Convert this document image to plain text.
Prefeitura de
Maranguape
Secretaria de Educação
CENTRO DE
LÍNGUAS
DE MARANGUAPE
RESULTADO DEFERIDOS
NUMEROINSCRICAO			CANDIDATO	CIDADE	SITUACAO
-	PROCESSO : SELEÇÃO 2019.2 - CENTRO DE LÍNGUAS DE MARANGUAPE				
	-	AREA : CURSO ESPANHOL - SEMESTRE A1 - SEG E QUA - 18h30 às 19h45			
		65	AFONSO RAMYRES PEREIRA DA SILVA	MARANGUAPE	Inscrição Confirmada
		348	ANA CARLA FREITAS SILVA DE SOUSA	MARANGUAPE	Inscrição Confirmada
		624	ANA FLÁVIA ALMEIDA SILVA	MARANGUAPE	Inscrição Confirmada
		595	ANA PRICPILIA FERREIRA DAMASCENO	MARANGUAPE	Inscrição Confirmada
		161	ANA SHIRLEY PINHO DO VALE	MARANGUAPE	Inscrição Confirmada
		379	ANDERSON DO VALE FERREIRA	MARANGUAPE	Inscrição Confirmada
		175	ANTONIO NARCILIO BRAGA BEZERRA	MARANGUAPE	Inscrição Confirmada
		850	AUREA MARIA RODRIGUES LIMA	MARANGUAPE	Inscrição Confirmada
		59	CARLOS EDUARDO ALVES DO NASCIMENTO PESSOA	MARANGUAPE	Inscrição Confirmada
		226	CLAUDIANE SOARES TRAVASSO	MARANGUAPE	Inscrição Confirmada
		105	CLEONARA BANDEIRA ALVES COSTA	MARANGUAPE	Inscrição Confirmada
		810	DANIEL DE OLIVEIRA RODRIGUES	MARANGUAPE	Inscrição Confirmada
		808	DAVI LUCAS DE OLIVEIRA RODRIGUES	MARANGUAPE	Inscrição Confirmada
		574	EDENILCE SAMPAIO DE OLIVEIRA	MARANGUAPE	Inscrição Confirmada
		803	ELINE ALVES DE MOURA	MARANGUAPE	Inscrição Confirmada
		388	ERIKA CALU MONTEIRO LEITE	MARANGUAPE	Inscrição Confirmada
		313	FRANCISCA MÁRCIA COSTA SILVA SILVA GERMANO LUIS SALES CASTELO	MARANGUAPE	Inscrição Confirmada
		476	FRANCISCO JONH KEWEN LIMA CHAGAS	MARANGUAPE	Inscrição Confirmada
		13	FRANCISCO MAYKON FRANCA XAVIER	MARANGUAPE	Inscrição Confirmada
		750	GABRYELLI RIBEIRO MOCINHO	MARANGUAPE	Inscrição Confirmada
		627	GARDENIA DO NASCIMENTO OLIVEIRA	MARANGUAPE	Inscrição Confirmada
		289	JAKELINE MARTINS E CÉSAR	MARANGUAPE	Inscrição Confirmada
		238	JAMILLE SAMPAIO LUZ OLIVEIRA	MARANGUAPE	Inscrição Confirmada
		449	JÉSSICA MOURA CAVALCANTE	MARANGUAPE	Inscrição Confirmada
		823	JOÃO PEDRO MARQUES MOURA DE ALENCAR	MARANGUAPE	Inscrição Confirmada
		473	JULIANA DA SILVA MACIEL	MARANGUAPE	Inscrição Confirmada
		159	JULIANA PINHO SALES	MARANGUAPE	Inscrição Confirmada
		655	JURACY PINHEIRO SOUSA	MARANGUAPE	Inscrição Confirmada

_____

### GOAL OF THE EXERCISE
Read the entries and select each line where the word "MOURA" is found.

### FULL OUTPUT
		803	ELINE ALVES DE MOURA	MARANGUAPE	Inscrição Confirmada
		449	JÉSSICA MOURA CAVALCANTE	MARANGUAPE	Inscrição Confirmada
		823	JOÃO PEDRO MARQUES MOURA DE ALENCAR	MARANGUAPE	Inscrição Confirmada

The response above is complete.